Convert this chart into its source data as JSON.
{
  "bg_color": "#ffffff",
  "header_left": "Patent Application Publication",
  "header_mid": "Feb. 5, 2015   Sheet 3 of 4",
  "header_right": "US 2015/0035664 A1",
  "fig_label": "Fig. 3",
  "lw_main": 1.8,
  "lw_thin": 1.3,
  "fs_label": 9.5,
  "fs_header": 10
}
+++
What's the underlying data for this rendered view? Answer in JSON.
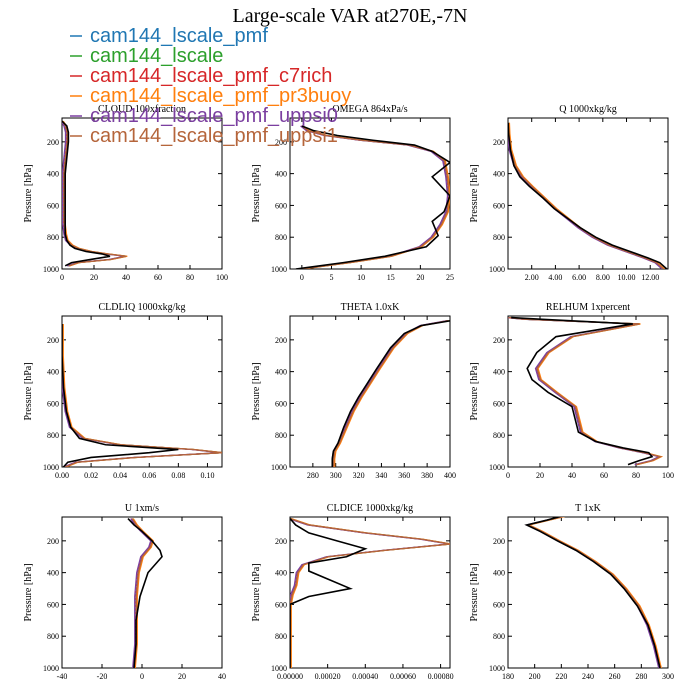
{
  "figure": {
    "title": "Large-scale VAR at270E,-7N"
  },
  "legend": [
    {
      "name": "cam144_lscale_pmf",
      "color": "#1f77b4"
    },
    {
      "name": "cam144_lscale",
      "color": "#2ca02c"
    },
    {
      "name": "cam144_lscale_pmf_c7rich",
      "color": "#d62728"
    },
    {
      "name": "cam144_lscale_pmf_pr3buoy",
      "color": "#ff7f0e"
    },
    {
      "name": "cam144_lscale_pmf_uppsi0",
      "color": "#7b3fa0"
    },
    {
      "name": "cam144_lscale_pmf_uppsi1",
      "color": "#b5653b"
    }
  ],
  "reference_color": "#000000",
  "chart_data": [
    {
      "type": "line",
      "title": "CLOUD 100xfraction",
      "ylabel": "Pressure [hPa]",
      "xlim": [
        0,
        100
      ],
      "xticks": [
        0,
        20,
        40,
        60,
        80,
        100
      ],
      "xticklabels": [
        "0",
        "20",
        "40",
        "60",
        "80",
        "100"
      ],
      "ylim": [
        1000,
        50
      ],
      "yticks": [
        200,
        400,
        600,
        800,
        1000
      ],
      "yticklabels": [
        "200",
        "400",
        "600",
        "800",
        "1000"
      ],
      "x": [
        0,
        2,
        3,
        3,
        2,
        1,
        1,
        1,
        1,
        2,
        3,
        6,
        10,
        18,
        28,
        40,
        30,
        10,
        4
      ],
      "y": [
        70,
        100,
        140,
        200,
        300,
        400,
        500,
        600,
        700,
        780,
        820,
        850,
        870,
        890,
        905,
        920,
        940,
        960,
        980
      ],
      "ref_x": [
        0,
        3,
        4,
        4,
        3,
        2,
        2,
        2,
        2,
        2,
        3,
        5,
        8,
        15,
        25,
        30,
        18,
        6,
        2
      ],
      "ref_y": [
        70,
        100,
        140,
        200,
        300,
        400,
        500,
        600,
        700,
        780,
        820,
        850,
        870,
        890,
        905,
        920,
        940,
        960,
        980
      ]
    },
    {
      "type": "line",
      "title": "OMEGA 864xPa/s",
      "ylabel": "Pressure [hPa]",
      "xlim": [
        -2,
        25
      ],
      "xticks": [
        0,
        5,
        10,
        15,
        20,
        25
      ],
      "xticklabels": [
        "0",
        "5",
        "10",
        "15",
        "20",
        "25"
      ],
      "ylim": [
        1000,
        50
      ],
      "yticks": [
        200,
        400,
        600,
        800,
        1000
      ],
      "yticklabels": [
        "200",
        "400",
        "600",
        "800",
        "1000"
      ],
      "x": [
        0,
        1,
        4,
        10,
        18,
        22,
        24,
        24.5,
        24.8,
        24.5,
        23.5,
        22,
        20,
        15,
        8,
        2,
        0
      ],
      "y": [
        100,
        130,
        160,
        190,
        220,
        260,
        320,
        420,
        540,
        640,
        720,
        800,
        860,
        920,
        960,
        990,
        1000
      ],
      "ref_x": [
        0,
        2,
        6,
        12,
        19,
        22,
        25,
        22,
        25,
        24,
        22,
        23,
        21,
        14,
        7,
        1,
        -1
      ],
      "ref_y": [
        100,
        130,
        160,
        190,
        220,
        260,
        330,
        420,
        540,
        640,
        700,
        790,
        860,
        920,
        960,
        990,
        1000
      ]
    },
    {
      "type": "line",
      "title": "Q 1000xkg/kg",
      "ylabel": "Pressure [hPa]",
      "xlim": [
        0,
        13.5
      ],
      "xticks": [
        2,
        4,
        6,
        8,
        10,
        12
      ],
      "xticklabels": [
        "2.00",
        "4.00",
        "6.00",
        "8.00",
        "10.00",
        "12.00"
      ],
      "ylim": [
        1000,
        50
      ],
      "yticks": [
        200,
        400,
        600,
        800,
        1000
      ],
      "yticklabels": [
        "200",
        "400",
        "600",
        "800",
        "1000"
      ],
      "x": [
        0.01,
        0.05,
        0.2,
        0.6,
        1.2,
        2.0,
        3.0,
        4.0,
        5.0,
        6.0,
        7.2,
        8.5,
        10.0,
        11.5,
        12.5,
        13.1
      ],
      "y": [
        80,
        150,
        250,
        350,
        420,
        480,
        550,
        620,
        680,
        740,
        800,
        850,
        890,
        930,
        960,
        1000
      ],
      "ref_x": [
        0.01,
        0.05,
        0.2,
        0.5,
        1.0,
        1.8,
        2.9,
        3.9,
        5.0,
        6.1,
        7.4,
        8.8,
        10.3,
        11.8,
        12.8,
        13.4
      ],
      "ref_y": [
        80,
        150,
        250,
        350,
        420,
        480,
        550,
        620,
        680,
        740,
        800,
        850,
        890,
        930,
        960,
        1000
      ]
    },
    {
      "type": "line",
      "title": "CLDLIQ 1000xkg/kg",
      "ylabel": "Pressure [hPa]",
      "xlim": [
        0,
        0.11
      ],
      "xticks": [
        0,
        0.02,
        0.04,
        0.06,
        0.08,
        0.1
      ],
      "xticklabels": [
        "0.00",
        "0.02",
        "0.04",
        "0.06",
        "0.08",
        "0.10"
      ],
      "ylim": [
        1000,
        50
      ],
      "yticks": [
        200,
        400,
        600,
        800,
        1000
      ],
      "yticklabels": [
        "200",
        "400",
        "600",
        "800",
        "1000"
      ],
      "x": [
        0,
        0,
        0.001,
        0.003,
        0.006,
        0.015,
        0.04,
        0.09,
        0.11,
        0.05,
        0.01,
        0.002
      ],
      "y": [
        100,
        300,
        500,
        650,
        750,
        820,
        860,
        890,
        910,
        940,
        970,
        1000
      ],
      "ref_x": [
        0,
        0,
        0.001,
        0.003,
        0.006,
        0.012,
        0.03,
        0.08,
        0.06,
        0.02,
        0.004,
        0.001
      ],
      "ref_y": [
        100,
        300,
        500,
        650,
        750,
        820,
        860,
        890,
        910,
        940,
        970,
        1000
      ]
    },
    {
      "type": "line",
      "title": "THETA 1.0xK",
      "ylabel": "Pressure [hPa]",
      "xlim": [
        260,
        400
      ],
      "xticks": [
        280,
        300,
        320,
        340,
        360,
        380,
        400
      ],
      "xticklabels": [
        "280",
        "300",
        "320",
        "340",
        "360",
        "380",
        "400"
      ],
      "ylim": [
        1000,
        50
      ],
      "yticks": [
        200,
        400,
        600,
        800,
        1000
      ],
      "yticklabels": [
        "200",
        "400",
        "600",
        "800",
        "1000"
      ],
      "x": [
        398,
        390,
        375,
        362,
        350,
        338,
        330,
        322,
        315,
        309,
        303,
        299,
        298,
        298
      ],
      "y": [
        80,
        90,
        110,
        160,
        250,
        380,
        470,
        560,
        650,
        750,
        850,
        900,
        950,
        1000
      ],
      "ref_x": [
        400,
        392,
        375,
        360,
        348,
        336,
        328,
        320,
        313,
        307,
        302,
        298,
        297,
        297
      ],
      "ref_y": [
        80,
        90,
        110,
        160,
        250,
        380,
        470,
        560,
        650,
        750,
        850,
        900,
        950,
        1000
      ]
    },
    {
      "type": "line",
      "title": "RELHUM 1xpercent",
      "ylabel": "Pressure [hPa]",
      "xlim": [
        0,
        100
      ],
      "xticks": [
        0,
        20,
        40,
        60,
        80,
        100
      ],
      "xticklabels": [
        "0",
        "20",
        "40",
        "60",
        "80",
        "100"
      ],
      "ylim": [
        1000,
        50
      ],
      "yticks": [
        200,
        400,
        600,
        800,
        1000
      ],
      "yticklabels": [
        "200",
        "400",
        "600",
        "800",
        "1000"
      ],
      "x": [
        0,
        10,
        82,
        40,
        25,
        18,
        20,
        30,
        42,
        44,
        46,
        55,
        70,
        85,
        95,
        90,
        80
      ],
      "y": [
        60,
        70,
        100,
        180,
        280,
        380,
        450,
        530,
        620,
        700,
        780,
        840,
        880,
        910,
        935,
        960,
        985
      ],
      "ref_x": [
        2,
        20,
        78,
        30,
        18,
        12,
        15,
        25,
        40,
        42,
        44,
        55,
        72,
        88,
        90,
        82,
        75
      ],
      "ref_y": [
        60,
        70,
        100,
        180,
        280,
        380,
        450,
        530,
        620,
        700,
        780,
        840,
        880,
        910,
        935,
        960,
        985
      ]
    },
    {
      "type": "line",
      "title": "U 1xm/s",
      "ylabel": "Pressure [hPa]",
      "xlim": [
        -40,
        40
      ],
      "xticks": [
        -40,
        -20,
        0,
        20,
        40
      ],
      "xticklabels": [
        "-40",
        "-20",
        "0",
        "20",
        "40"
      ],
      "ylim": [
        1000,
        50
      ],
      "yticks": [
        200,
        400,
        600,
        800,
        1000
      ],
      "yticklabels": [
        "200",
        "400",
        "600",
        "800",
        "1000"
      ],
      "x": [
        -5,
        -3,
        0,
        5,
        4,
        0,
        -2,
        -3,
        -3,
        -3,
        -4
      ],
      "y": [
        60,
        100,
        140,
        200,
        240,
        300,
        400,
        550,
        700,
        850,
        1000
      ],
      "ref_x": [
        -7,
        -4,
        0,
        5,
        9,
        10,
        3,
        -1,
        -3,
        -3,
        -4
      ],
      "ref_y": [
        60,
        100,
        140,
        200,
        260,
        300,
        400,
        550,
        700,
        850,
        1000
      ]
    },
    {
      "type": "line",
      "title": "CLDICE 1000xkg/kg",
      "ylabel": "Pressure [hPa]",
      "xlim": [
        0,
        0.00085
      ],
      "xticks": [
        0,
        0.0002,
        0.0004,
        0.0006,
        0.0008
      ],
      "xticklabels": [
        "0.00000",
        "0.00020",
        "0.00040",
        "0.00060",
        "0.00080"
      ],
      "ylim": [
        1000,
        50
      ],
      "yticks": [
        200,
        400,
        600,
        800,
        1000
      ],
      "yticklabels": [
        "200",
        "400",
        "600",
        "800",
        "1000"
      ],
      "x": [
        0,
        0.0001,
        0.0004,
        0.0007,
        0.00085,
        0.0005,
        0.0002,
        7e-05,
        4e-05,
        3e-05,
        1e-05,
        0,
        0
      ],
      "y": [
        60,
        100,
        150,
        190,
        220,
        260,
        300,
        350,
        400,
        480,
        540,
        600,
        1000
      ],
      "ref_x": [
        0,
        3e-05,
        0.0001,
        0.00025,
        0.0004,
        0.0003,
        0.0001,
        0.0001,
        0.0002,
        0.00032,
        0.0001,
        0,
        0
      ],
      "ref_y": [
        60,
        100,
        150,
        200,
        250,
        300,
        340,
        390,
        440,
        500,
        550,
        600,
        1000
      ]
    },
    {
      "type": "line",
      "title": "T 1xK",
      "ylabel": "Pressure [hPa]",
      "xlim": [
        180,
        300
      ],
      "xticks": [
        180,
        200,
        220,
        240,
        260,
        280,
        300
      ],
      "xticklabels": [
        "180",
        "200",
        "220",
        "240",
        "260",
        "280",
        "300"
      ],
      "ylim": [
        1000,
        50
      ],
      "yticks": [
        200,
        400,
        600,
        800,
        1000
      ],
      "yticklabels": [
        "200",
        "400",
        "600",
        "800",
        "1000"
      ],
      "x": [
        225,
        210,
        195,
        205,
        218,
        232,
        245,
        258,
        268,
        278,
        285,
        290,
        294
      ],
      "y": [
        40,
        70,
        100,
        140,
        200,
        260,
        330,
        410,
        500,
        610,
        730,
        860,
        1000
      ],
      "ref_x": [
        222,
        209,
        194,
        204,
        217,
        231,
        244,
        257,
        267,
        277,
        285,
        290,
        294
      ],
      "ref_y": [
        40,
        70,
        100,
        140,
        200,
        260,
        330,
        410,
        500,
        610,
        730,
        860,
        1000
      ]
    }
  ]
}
+++
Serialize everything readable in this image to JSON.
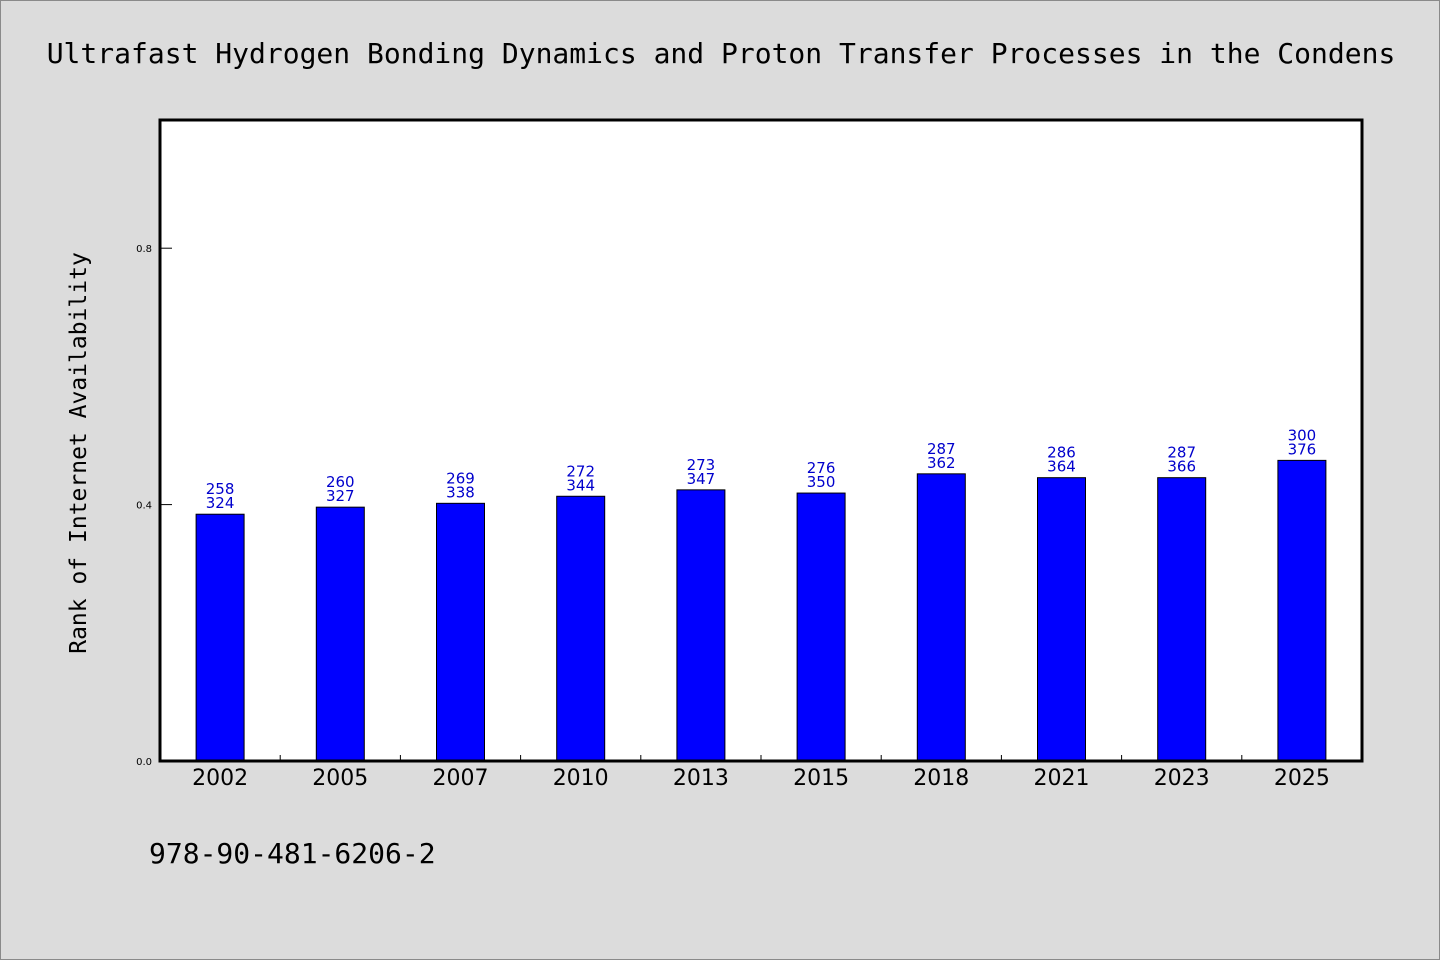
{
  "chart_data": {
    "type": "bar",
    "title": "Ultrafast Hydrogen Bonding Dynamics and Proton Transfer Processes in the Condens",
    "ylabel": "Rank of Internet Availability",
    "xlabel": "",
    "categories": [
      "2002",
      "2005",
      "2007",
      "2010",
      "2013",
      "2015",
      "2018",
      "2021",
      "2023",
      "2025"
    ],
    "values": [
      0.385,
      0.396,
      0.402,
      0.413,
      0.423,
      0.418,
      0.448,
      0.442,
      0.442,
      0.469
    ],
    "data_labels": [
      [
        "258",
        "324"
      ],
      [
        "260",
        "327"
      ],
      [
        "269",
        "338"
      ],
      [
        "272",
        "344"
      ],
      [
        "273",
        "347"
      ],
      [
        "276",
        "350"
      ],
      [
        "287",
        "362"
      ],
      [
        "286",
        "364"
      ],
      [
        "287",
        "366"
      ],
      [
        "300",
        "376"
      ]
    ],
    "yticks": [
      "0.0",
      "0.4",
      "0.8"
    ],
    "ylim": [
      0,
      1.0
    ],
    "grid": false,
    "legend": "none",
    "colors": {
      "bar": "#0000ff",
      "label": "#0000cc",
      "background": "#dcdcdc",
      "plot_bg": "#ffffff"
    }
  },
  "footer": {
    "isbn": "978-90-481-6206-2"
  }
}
+++
Do this> Search the data above for lines holding "JSON" and copy each of them.

Answer>
Convert this chart into its source data as JSON.
What's the underlying data for this rendered view? Answer in JSON.
Serialize everything readable in this image to JSON.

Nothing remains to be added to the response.